WORK ITEM
In the excerpt on costs and the independent children's lawyer, copy everything from "In this context, it" down to "by the Attorney-General.", substituting "public funding scheme" for "legal aid scheme".

There is no reason, and the parties put forward none, to think that the ICL did not discharge their role throughout the proceedings in accordance with s 68LA(5) of the Act. Despite the complexity and difficulty of these proceedings, I infer the role of the ICL was positive and constructive. In these proceedings, although not privy to any discussions which helped resolve aspects of the parenting dispute, I infer that the ICL assisted the parties to some extent at least in reaching an agreed partial resolution, which ultimately resulted in consent orders being made on 3 September 2019.
Other relevant matters
Both parties emphasised that the parenting aspect of these proceedings were complex and protracted. During the course of the proceedings there were six interim hearings, and two expert reports prepared by Dr R.
In this context, it is necessary to refer to s 117(5) of the Act, which is in the following terms:
(5) In considering what order (if any) should be made under subsection (2) in proceedings in which an independent children's lawyer has been appointed, the court must disregard the fact that the independent children's lawyer is funded under a legal aid scheme or service established under a Commonwealth, State or Territory law or approved by the Attorney-General.
In De Roma at [52] Watts J held s 117(5) of the Act requires the Court to disregard both the source of the Independent Children's Lawyer’s funding and the fact that the Independent Children's Lawyer is funded. It is a provision which should be interpreted as protecting the public purse. In Gahen & Gahen (No 2) [2013] FamCA 936 at [9] Austin J followed the view of Watts J and considered a costs application by an ICL “in the knowledge of the legislative intent that I should protect the public purse, where possible.” See also Firentes & Teung [2014] FamCA 1046 at [201].

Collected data
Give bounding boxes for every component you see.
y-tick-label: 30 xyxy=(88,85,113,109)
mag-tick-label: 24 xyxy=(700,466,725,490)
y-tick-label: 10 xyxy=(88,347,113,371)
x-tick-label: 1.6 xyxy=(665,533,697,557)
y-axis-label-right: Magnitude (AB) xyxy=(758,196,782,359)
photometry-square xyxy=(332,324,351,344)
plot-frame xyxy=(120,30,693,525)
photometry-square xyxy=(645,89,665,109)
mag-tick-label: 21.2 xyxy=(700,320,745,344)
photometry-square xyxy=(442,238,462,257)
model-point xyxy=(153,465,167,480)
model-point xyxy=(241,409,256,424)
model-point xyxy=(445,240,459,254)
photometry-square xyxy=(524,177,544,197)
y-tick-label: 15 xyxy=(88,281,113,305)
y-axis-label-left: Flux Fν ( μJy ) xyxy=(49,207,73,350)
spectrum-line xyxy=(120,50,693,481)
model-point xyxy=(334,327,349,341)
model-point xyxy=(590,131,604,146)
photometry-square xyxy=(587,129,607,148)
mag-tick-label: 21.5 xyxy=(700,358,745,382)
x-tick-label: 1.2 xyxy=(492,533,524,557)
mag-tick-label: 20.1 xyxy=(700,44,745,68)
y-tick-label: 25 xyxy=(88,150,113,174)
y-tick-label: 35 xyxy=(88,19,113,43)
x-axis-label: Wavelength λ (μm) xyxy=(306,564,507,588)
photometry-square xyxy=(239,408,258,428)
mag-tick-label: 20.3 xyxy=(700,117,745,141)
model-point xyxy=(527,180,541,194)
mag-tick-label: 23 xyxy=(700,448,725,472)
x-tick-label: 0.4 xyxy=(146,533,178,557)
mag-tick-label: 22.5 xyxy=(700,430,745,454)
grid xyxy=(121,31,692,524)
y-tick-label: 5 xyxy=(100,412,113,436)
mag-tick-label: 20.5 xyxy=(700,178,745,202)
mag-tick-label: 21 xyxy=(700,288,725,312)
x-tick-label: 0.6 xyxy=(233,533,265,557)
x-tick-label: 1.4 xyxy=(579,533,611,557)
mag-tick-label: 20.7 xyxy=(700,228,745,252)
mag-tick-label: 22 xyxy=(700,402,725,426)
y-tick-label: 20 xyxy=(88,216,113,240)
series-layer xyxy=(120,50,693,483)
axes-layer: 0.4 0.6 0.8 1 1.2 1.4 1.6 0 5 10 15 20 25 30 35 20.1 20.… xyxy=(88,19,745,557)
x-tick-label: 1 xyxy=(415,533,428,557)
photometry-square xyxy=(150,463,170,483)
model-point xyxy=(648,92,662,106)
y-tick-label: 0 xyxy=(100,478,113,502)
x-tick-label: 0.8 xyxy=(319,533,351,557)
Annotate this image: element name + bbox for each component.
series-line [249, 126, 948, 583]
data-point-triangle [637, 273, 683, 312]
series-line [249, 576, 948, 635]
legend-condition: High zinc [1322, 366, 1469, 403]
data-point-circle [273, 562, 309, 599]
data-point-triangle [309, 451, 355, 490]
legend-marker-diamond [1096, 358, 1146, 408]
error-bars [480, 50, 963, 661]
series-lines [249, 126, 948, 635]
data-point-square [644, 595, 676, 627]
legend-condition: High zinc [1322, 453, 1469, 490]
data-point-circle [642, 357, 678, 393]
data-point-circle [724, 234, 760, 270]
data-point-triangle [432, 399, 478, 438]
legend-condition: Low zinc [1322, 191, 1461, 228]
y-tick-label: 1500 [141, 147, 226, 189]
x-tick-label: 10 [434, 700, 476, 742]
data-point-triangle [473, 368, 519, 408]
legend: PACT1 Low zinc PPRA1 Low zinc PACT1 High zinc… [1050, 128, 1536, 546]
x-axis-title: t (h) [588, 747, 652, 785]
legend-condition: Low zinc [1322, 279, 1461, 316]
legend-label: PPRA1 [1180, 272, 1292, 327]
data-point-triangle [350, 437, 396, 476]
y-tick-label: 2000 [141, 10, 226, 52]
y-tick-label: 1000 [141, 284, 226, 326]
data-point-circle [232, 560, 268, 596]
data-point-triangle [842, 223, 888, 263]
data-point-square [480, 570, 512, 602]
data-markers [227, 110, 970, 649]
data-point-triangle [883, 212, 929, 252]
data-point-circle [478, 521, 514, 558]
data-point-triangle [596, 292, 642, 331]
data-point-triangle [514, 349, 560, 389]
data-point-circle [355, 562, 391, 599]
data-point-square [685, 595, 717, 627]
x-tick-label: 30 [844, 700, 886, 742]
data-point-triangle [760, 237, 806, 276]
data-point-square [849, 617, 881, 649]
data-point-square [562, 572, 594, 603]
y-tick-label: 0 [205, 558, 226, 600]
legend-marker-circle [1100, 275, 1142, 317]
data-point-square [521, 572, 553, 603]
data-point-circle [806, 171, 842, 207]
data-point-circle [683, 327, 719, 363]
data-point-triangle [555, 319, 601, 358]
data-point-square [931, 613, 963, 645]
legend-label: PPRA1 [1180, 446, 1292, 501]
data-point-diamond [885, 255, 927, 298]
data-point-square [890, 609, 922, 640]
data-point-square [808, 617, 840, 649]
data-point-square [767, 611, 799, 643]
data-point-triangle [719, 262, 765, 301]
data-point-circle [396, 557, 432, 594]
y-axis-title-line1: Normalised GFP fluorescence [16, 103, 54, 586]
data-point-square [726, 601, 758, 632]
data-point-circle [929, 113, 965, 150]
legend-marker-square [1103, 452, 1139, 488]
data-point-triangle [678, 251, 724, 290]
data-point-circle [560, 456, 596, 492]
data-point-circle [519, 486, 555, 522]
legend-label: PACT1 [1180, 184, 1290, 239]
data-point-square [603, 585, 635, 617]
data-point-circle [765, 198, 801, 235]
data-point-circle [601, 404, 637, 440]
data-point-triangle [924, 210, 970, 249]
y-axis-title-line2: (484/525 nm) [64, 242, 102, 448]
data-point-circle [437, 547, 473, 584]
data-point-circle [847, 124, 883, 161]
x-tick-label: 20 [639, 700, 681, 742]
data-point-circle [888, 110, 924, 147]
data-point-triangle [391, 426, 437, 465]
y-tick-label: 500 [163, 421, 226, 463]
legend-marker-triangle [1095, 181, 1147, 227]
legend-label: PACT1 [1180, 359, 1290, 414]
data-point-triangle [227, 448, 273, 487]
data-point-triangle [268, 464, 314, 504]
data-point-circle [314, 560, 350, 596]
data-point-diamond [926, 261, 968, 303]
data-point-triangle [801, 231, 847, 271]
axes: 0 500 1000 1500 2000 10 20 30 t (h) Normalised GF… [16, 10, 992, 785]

WORKED SOLUTION
In this context, it is necessary to refer to s 117(5) of the Act, which is in the following terms:
(5) In considering what order (if any) should be made under subsection (2) in proceedings in which an independent children's lawyer has been appointed, the court must disregard the fact that the independent children's lawyer is funded under a public funding scheme or service established under a Commonwealth, State or Territory law or approved by the Attorney-General.